*Your task*
Copy the material below from the line with "Localize all elements." through the end, swapping "Output format" for "Response format" and leaving everything else as it is. Skip the pictures.

*Recorded data*
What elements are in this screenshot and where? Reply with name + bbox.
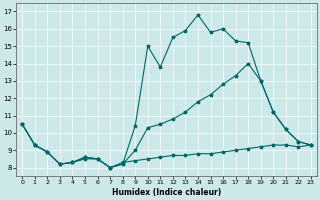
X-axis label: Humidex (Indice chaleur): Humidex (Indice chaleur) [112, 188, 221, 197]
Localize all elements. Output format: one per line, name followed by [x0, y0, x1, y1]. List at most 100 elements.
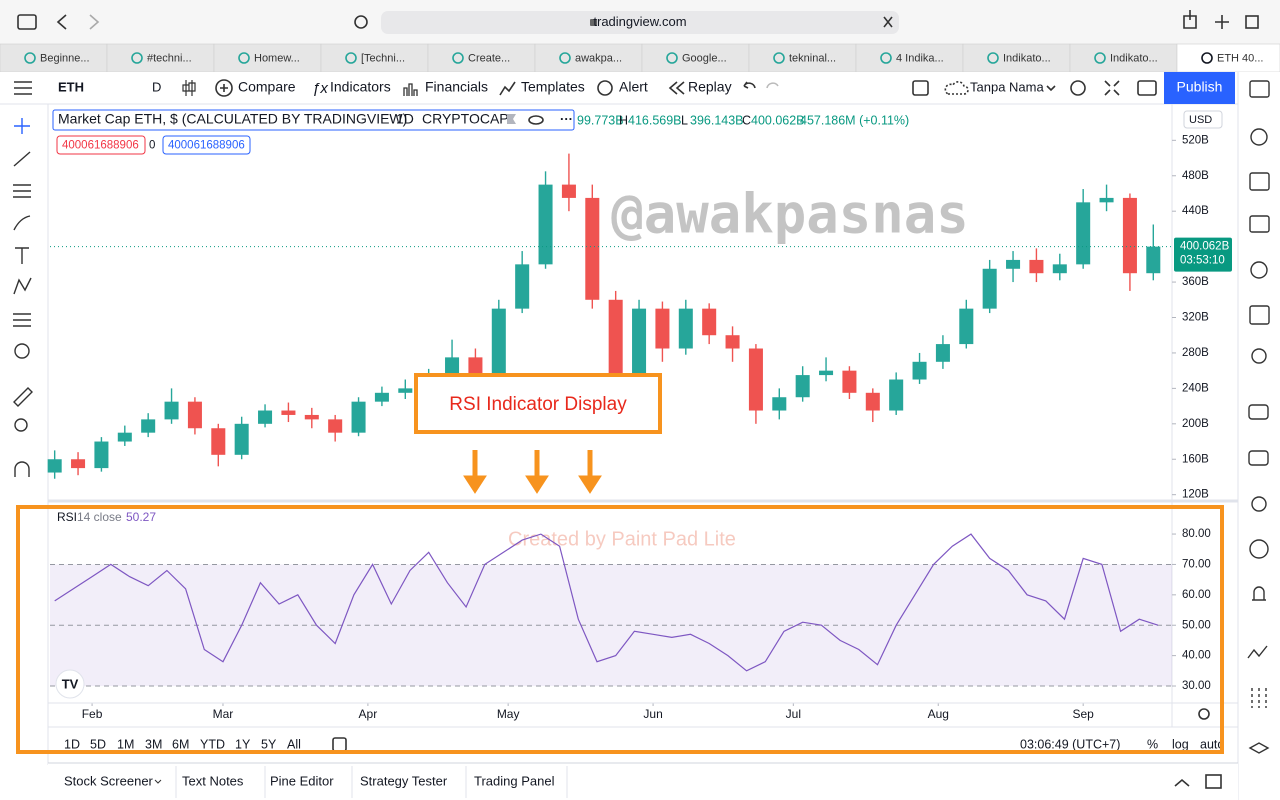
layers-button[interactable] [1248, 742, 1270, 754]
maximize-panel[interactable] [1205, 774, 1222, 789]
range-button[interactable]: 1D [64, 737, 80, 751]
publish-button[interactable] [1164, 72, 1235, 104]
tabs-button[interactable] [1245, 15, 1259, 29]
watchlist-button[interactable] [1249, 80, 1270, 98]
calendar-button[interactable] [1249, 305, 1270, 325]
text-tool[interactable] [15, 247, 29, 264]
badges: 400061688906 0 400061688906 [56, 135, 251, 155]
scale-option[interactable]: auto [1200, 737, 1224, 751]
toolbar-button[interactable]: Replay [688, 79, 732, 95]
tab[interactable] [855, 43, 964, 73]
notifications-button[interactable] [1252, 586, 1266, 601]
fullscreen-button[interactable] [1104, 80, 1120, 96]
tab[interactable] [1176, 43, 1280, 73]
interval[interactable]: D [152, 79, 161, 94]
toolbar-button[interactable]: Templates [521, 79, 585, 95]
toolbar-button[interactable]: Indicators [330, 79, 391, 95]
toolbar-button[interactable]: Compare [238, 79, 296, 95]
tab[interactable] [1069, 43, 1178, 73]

*Response*
Localize all elements. Response format: one per line, name followed by [x0, y0, x1, y1]. List at most 100 elements.
layers-button[interactable] [1248, 742, 1270, 754]
maximize-panel[interactable] [1205, 774, 1222, 789]
range-button[interactable]: 1D [64, 737, 80, 751]
publish-button[interactable] [1164, 72, 1235, 104]
tabs-button[interactable] [1245, 15, 1259, 29]
watchlist-button[interactable] [1249, 80, 1270, 98]
calendar-button[interactable] [1249, 305, 1270, 325]
text-tool[interactable] [15, 247, 29, 264]
badges: 400061688906 0 400061688906 [56, 135, 251, 155]
scale-option[interactable]: auto [1200, 737, 1224, 751]
toolbar-button[interactable]: Replay [688, 79, 732, 95]
tab[interactable] [855, 43, 964, 73]
notifications-button[interactable] [1252, 586, 1266, 601]
fullscreen-button[interactable] [1104, 80, 1120, 96]
tab[interactable] [1176, 43, 1280, 73]
interval[interactable]: D [152, 79, 161, 94]
toolbar-button[interactable]: Templates [521, 79, 585, 95]
toolbar-button[interactable]: Indicators [330, 79, 391, 95]
toolbar-button[interactable]: Compare [238, 79, 296, 95]
tab[interactable] [1069, 43, 1178, 73]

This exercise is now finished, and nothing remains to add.